▸ **Задание**
Воспроизведите целиком, слово в слово, приведённый ниже отрывок о травме и одиночестве на горе.

Я с довольной улыбкой повернулся к своей невидимой аудитории, словно ожидая апло­дисментов. И тут неожиданно «професси­ональный подход» и личина улетучились, и я понял, что «поразительный случай» — это я сам, сильно травмированный, возможно, обре­ченный на смерть. Нога была полностью бесполезна. Я был совершенно один, недалеко от вершины горы, в малонаселенной местности. О моем местопребывании никто не знал, и это пугало меня больше всего остального. Я мог умереть там, где лежал, и никто об этом не узнал бы.

Никогда еще я не чувствовал себя таким одиноким, потерянным, брошенным, таким лишенным надежды на помощь. До этого момента мне не приходило в голову, что я пугающе и отчаянно одинок. Я не испытывал одиночества, поднимаясь на гору (как не испытывал его никогда, получая удовольствие). Я не чувствовал одиночества, обследуя свои повреждения (только теперь я понял, какую поддержку оказывала мне воображаемая аудитория). Теперь совершенно неожиданно на меня обрушилось устрашающее чувство изоляции. Я вспомнил, как за несколько дней до того кто-то рассказывал мне о «дураке-англичанине», который два года назад в одиночку поднимался на эту самую гору; его через неделю нашли сломавшим обе ноги и умершим от переохлаждения. Я находился на таких широте и долготе, где ночью даже в августе температура опускается значительно ниже нуля. Необходимо, чтобы меня нашли до наступления ночи, иначе я не выживу. Нужно спуститься ниже, если удастся, потому что тогда по крайней мере появится шанс, что меня увидят. Я даже начал надеяться, обдумав свое положение, что мог бы сам спуститься к подножию горы, опираясь на палку; только много позже я понял, каким утешением было это заблуждение. И все же, если мне удастся взять себя в руки и сделать то, что в моих силах, у меня мог появиться некоторый шанс выкарабкаться.

Извлечённые записи данных
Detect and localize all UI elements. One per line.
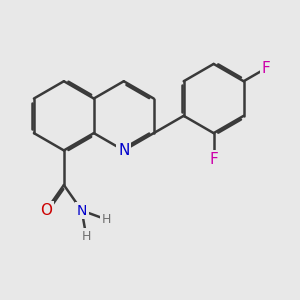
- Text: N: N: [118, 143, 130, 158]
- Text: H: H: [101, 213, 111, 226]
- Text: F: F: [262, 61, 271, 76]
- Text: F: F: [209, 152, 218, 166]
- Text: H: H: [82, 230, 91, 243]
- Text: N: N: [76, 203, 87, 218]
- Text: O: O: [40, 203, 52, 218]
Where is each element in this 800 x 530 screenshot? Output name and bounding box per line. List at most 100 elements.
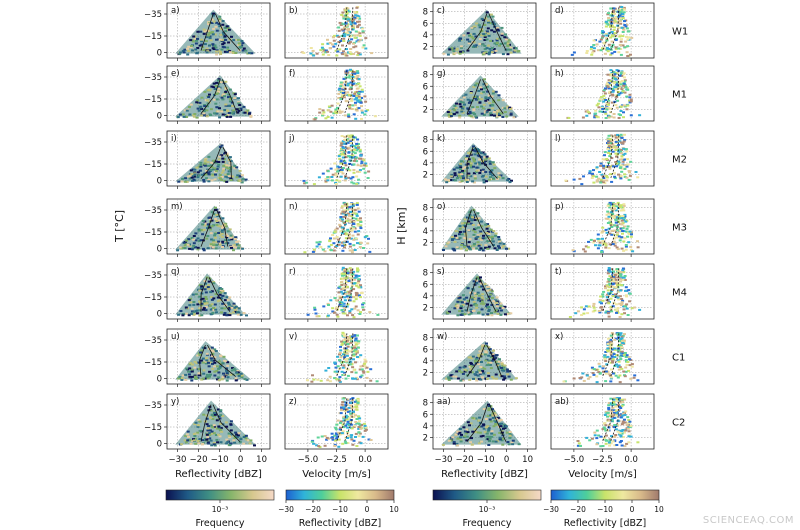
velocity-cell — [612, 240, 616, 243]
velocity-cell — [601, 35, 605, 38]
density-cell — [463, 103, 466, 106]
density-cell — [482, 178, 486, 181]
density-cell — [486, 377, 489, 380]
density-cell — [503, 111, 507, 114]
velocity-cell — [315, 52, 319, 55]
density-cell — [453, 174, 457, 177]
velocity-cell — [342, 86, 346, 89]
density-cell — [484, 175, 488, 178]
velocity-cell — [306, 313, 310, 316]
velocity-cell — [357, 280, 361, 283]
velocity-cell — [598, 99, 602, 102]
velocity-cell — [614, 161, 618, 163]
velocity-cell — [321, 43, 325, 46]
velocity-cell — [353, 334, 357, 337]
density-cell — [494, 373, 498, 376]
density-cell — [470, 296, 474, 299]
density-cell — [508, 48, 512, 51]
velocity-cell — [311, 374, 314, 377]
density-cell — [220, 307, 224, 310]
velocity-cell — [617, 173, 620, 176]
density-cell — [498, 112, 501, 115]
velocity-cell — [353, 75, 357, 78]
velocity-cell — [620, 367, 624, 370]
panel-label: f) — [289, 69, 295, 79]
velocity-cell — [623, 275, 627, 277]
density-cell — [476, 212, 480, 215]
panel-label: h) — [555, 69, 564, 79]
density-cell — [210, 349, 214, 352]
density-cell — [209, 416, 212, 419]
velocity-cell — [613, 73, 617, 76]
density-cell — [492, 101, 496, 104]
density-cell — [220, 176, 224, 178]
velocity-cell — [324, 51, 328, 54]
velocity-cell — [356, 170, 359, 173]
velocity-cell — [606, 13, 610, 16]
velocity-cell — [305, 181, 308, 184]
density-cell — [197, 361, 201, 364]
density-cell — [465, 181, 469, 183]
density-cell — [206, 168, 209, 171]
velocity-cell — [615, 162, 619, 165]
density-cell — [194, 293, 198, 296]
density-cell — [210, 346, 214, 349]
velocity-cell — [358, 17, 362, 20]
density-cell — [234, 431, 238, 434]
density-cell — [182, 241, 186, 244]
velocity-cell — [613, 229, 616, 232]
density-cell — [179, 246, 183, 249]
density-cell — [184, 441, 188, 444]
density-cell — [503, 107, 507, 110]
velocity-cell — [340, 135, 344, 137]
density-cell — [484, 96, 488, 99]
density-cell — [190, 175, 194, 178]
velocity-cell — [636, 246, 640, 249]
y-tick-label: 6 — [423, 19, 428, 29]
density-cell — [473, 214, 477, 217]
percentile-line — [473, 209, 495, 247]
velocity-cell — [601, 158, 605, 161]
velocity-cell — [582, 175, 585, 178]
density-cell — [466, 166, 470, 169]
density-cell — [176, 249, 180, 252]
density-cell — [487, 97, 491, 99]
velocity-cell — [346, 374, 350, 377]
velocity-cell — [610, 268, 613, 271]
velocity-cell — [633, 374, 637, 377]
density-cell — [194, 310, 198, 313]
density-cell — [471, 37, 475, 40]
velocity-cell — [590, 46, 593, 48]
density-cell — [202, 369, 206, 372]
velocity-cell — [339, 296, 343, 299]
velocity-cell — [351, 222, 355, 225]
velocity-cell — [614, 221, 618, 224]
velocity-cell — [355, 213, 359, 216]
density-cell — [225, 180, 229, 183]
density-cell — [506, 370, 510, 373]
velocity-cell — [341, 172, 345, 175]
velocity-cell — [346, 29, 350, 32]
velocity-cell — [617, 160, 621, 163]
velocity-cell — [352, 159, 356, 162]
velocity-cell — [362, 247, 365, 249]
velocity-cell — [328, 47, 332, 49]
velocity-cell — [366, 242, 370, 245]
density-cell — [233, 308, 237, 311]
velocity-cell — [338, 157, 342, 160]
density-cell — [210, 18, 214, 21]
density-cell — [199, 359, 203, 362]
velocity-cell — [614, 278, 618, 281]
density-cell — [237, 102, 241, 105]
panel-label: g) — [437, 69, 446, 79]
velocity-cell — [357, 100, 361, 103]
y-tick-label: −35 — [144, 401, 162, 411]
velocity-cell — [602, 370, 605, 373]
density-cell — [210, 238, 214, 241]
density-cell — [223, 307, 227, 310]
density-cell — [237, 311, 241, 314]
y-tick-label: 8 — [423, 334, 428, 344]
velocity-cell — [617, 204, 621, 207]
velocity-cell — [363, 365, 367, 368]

▸ **Ответ**
Я с довольной улыбкой повернулся к своей невидимой аудитории, словно ожидая апло­дисментов. И тут неожиданно «професси­ональный подход» и личина улетучились, и я понял, что «поразительный случай» — это я сам, сильно травмированный, возможно, обре­ченный на смерть. Нога была полностью бесполезна. Я был совершенно один, недалеко от вершины горы, в малонаселенной местности. О моем местопребывании никто не знал, и это пугало меня больше всего остального. Я мог умереть там, где лежал, и никто об этом не узнал бы.

Никогда еще я не чувствовал себя таким одиноким, потерянным, брошенным, таким лишенным надежды на помощь. До этого момента мне не приходило в голову, что я пугающе и отчаянно одинок. Я не испытывал одиночества, поднимаясь на гору (как не испытывал его никогда, получая удовольствие). Я не чувствовал одиночества, обследуя свои повреждения (только теперь я понял, какую поддержку оказывала мне воображаемая аудитория). Теперь совершенно неожиданно на меня обрушилось устрашающее чувство изоляции. Я вспомнил, как за несколько дней до того кто-то рассказывал мне о «дураке-англичанине», который два года назад в одиночку поднимался на эту самую гору; его через неделю нашли сломавшим обе ноги и умершим от переохлаждения. Я находился на таких широте и долготе, где ночью даже в августе температура опускается значительно ниже нуля. Необходимо, чтобы меня нашли до наступления ночи, иначе я не выживу. Нужно спуститься ниже, если удастся, потому что тогда по крайней мере появится шанс, что меня увидят. Я даже начал надеяться, обдумав свое положение, что мог бы сам спуститься к подножию горы, опираясь на палку; только много позже я понял, каким утешением было это заблуждение. И все же, если мне удастся взять себя в руки и сделать то, что в моих силах, у меня мог появиться некоторый шанс выкарабкаться.